What you have to do
Determine how many lines carry the word "entre". Output that number only.

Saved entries
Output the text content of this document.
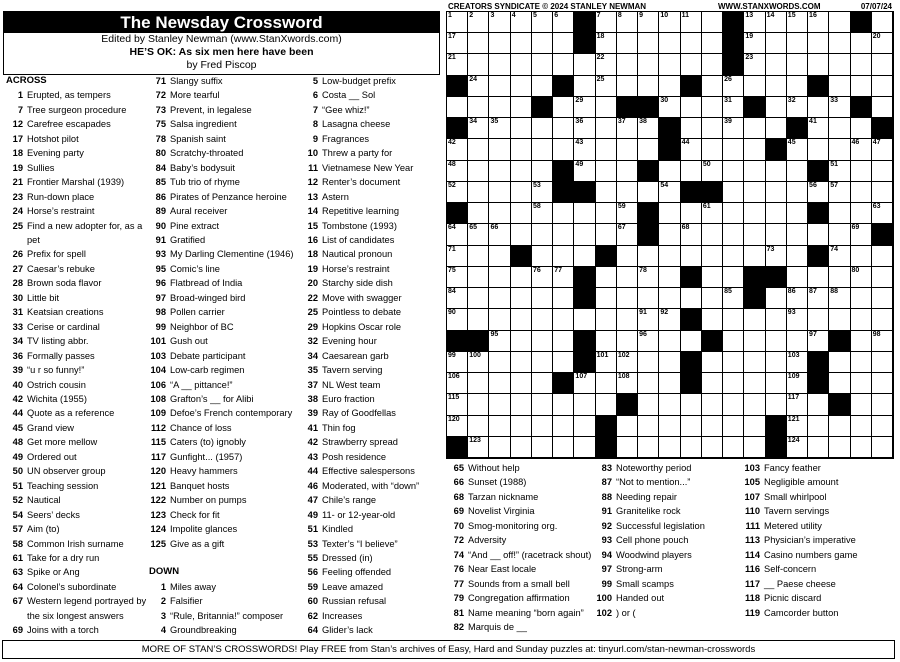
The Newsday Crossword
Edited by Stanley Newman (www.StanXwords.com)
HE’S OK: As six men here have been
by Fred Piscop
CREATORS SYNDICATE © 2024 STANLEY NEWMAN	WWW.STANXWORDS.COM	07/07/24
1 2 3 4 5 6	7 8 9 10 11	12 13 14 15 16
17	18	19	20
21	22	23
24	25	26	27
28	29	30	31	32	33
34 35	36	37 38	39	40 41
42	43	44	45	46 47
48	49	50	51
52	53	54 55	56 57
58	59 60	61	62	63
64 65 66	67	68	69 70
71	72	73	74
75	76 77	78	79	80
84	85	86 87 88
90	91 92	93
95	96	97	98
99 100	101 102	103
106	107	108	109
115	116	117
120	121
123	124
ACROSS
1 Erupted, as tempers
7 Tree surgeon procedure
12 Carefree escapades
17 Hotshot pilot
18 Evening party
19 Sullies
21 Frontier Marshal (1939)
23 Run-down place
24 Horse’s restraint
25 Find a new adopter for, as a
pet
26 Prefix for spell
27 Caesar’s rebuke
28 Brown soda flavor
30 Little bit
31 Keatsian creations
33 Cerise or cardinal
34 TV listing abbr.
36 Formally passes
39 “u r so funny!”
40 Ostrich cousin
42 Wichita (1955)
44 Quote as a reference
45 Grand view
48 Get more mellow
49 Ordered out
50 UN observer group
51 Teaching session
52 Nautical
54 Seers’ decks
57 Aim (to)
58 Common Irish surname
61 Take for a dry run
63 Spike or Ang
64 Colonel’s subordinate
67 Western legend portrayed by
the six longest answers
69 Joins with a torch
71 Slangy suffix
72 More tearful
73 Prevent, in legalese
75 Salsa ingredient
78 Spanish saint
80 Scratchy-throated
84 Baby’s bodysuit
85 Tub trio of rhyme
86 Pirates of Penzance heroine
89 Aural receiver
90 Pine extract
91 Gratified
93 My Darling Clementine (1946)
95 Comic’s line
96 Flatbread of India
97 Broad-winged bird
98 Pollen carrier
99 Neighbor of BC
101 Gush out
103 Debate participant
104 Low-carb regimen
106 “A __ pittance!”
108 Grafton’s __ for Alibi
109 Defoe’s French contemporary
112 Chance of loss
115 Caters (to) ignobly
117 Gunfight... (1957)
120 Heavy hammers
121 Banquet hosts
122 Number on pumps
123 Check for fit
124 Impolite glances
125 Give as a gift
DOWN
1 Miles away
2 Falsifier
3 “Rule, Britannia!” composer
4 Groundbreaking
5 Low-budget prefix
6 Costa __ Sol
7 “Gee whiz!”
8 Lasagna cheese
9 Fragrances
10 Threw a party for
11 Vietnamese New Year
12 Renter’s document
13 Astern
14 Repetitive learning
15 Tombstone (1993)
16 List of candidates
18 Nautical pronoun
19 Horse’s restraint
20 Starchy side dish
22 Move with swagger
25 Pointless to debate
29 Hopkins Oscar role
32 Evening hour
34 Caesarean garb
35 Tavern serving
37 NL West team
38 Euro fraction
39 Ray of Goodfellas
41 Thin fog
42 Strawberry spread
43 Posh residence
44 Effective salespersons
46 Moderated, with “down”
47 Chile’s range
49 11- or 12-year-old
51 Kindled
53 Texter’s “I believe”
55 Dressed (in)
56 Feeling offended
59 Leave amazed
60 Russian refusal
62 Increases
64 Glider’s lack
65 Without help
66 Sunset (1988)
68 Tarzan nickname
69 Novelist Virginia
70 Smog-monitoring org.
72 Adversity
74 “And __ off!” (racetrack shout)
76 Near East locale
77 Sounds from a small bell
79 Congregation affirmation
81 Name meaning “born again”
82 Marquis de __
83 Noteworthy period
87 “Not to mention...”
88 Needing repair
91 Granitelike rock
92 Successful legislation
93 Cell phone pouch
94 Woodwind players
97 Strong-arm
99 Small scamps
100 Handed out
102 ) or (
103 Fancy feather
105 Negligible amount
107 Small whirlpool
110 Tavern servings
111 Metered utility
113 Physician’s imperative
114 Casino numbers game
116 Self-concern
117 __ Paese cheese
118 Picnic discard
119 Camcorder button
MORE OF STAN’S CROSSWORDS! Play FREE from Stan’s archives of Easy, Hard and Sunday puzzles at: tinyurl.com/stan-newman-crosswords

--

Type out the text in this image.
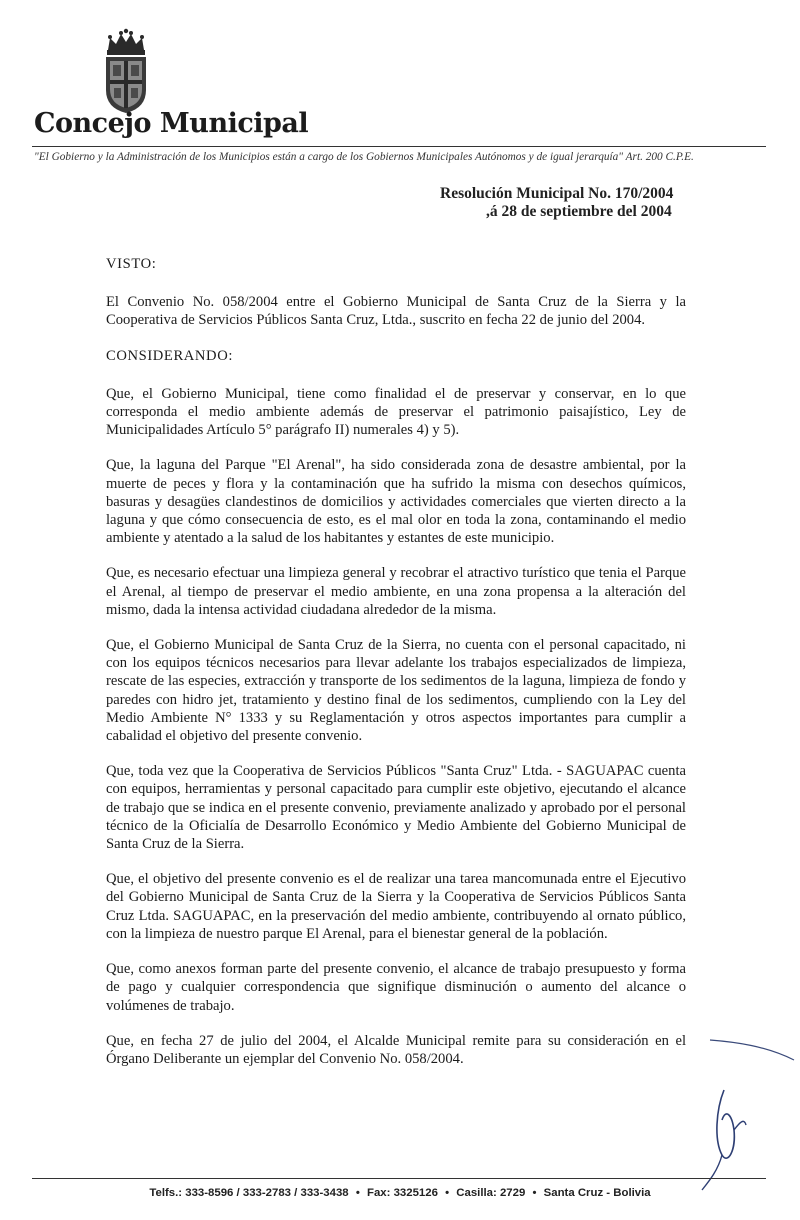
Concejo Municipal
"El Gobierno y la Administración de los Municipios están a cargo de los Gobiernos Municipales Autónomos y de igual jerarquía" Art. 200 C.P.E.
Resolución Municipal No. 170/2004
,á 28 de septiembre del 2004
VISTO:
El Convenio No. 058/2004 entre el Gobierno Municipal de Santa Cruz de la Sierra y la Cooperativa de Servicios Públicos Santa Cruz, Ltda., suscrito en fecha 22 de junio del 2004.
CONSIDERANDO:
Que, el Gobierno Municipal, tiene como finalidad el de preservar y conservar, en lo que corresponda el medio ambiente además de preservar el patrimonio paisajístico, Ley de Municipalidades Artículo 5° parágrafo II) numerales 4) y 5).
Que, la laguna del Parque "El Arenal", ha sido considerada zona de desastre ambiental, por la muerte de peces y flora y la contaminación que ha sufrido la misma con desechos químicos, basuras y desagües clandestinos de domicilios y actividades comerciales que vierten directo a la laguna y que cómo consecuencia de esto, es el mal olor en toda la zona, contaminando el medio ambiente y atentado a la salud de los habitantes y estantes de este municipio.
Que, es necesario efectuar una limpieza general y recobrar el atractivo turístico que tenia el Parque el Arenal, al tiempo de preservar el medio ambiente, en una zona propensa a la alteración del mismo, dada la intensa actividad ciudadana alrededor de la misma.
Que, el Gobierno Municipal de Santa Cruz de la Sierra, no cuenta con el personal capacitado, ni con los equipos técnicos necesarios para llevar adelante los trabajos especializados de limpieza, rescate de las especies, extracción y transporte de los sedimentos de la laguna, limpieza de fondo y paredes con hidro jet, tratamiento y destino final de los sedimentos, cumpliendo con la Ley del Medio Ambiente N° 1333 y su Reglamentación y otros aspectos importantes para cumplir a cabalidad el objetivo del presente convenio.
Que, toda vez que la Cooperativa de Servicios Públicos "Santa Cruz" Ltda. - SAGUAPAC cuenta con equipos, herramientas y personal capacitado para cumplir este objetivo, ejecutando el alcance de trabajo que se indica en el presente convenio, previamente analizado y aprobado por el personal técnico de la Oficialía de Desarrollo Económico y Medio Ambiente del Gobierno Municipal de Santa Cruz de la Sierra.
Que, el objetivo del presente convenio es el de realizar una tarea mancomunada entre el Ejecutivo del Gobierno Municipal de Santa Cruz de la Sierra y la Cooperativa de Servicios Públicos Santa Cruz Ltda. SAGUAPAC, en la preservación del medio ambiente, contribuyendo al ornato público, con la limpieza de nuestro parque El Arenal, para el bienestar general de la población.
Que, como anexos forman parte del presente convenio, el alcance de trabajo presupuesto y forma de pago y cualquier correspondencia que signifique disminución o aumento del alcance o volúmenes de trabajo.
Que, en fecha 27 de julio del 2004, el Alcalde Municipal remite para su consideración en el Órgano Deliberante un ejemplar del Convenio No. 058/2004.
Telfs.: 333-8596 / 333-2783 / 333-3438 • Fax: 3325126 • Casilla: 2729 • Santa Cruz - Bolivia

...

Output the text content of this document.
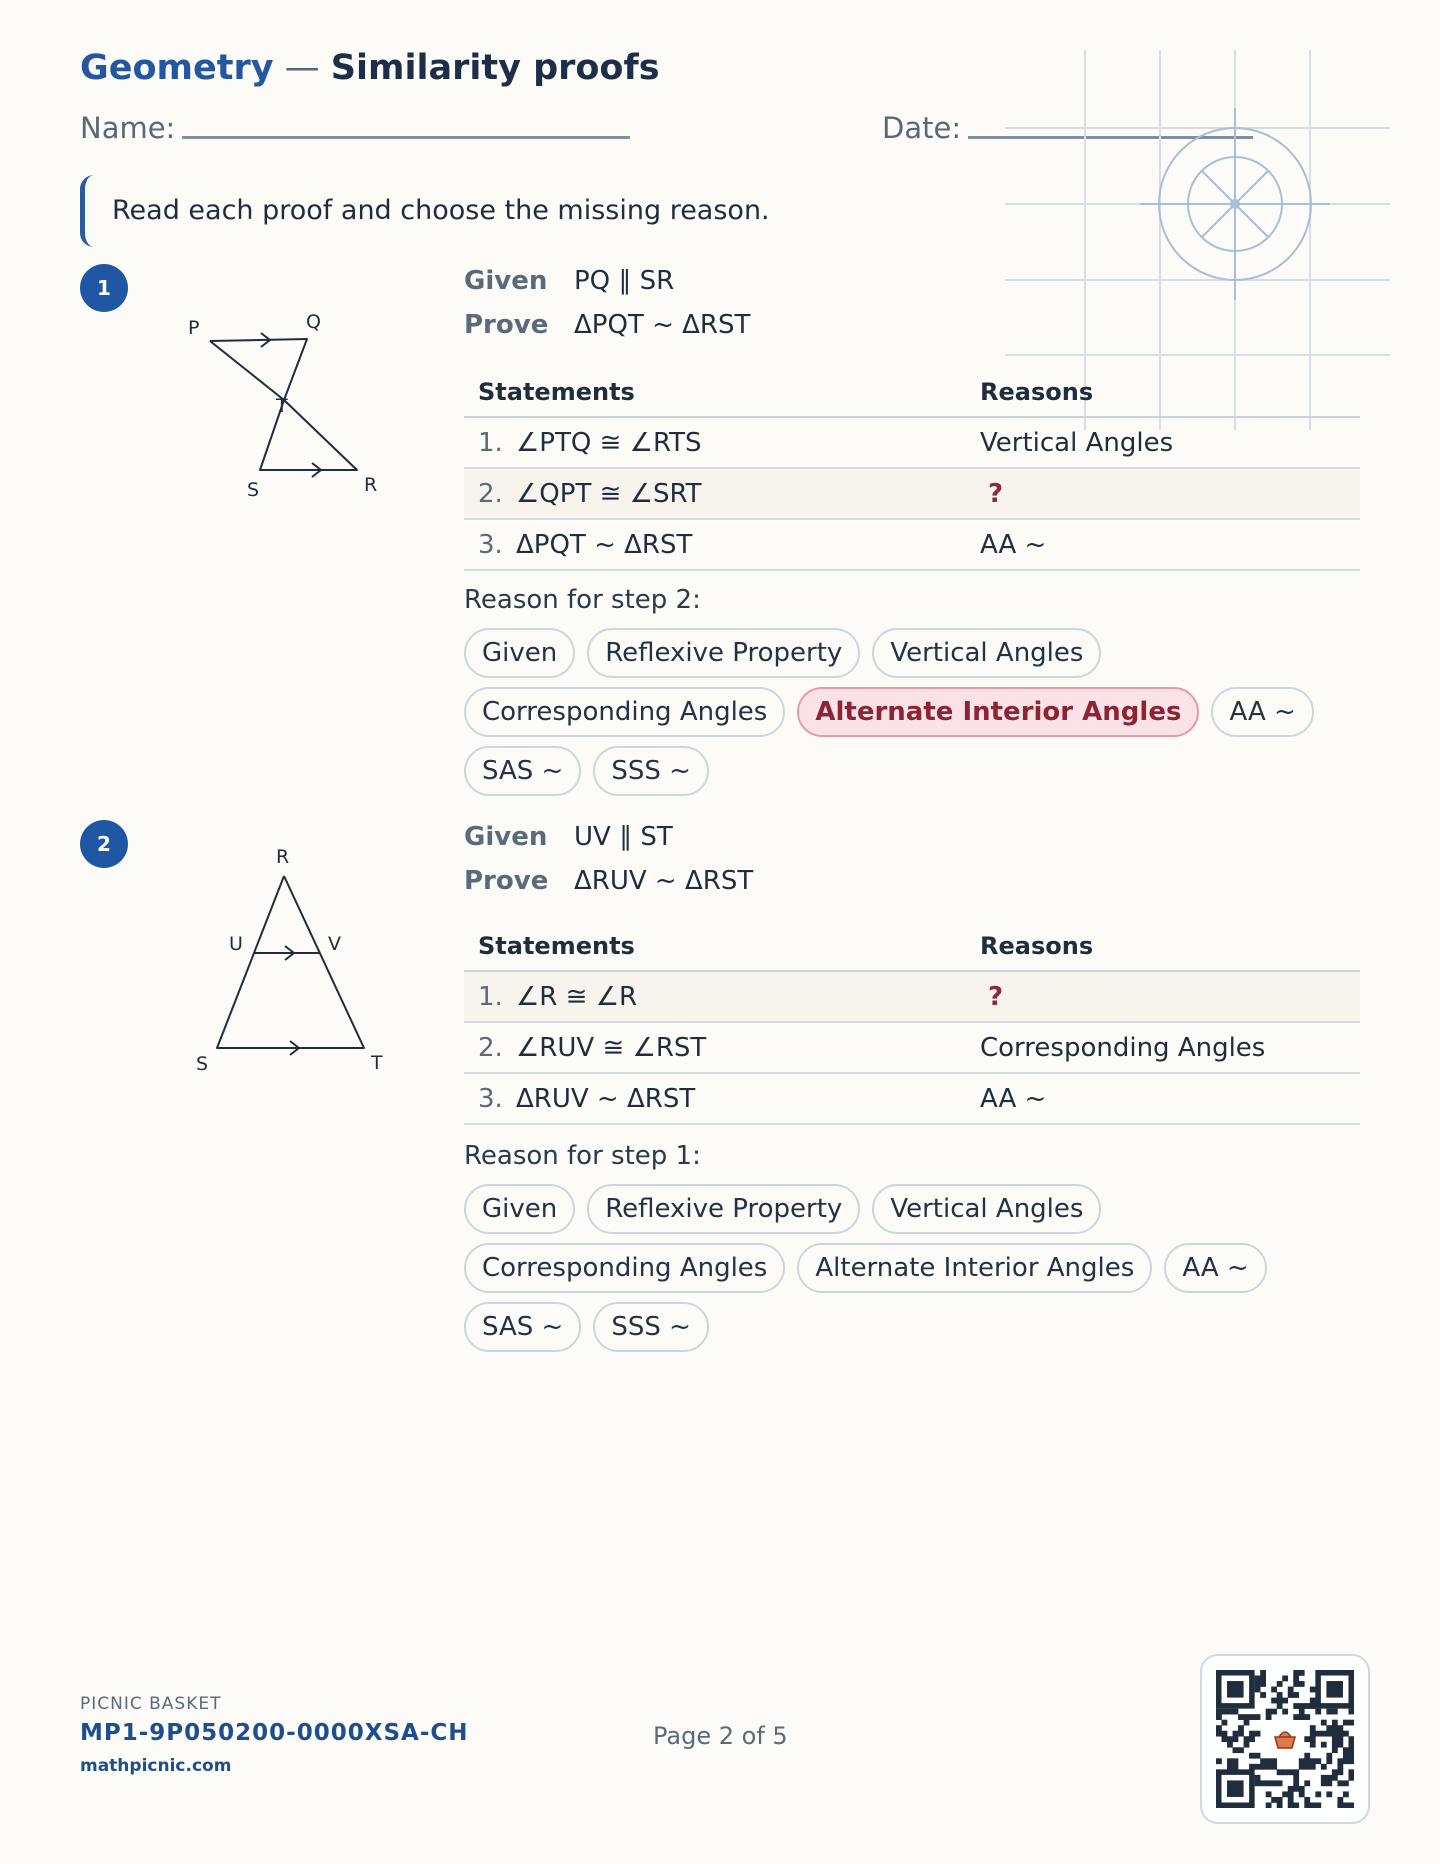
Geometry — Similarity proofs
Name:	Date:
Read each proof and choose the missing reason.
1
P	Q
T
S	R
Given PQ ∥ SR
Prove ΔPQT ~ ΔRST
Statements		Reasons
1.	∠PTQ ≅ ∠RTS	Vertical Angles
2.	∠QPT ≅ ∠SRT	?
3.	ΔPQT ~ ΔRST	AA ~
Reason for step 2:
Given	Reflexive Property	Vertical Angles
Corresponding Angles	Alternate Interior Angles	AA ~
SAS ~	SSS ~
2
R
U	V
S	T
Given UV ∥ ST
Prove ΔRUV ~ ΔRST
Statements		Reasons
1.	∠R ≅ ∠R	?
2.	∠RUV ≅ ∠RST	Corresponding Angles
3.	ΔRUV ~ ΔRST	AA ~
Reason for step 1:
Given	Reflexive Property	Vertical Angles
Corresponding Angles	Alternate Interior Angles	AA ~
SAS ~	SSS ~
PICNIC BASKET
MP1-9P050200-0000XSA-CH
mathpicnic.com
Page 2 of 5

Solution below
2